[Stored entries]

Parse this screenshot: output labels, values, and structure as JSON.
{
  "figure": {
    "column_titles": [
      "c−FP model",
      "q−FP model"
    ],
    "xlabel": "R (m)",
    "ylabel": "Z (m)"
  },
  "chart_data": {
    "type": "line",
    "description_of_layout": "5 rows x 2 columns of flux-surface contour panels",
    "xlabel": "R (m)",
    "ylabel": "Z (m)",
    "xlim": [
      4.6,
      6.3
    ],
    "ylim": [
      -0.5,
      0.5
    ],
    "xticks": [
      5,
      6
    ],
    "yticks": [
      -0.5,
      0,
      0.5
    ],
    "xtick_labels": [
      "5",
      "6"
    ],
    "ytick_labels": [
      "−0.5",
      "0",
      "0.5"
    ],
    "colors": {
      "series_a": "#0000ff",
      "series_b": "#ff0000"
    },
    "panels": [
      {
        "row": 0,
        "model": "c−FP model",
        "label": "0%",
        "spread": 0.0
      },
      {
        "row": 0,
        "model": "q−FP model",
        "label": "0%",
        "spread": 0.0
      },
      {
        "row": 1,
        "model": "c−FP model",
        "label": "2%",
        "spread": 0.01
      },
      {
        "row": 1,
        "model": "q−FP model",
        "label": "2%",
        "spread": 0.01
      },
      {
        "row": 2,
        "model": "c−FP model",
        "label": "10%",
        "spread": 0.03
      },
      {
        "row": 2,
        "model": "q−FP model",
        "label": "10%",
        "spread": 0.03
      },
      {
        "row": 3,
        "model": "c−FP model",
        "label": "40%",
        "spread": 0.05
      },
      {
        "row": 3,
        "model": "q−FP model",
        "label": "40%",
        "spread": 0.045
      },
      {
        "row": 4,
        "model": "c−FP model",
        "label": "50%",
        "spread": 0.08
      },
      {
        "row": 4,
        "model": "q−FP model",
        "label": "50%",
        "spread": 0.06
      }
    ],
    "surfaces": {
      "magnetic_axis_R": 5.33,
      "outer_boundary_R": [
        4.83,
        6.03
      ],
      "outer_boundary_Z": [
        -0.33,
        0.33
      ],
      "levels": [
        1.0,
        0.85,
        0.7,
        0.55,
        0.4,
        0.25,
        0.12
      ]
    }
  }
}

*STATED EXERCISE*
Output an exact copy of each record.

*SOLVED PROBLEM*
Parse this screenshot: output labels, values, and structure as JSON.
{
  "figure": {
    "column_titles": [
      "c−FP model",
      "q−FP model"
    ],
    "xlabel": "R (m)",
    "ylabel": "Z (m)"
  },
  "chart_data": {
    "type": "line",
    "description_of_layout": "5 rows x 2 columns of flux-surface contour panels",
    "xlabel": "R (m)",
    "ylabel": "Z (m)",
    "xlim": [
      4.6,
      6.3
    ],
    "ylim": [
      -0.5,
      0.5
    ],
    "xticks": [
      5,
      6
    ],
    "yticks": [
      -0.5,
      0,
      0.5
    ],
    "xtick_labels": [
      "5",
      "6"
    ],
    "ytick_labels": [
      "−0.5",
      "0",
      "0.5"
    ],
    "colors": {
      "series_a": "#0000ff",
      "series_b": "#ff0000"
    },
    "panels": [
      {
        "row": 0,
        "model": "c−FP model",
        "label": "0%",
        "spread": 0.0
      },
      {
        "row": 0,
        "model": "q−FP model",
        "label": "0%",
        "spread": 0.0
      },
      {
        "row": 1,
        "model": "c−FP model",
        "label": "2%",
        "spread": 0.01
      },
      {
        "row": 1,
        "model": "q−FP model",
        "label": "2%",
        "spread": 0.01
      },
      {
        "row": 2,
        "model": "c−FP model",
        "label": "10%",
        "spread": 0.03
      },
      {
        "row": 2,
        "model": "q−FP model",
        "label": "10%",
        "spread": 0.03
      },
      {
        "row": 3,
        "model": "c−FP model",
        "label": "40%",
        "spread": 0.05
      },
      {
        "row": 3,
        "model": "q−FP model",
        "label": "40%",
        "spread": 0.045
      },
      {
        "row": 4,
        "model": "c−FP model",
        "label": "50%",
        "spread": 0.08
      },
      {
        "row": 4,
        "model": "q−FP model",
        "label": "50%",
        "spread": 0.06
      }
    ],
    "surfaces": {
      "magnetic_axis_R": 5.33,
      "outer_boundary_R": [
        4.83,
        6.03
      ],
      "outer_boundary_Z": [
        -0.33,
        0.33
      ],
      "levels": [
        1.0,
        0.85,
        0.7,
        0.55,
        0.4,
        0.25,
        0.12
      ]
    }
  }
}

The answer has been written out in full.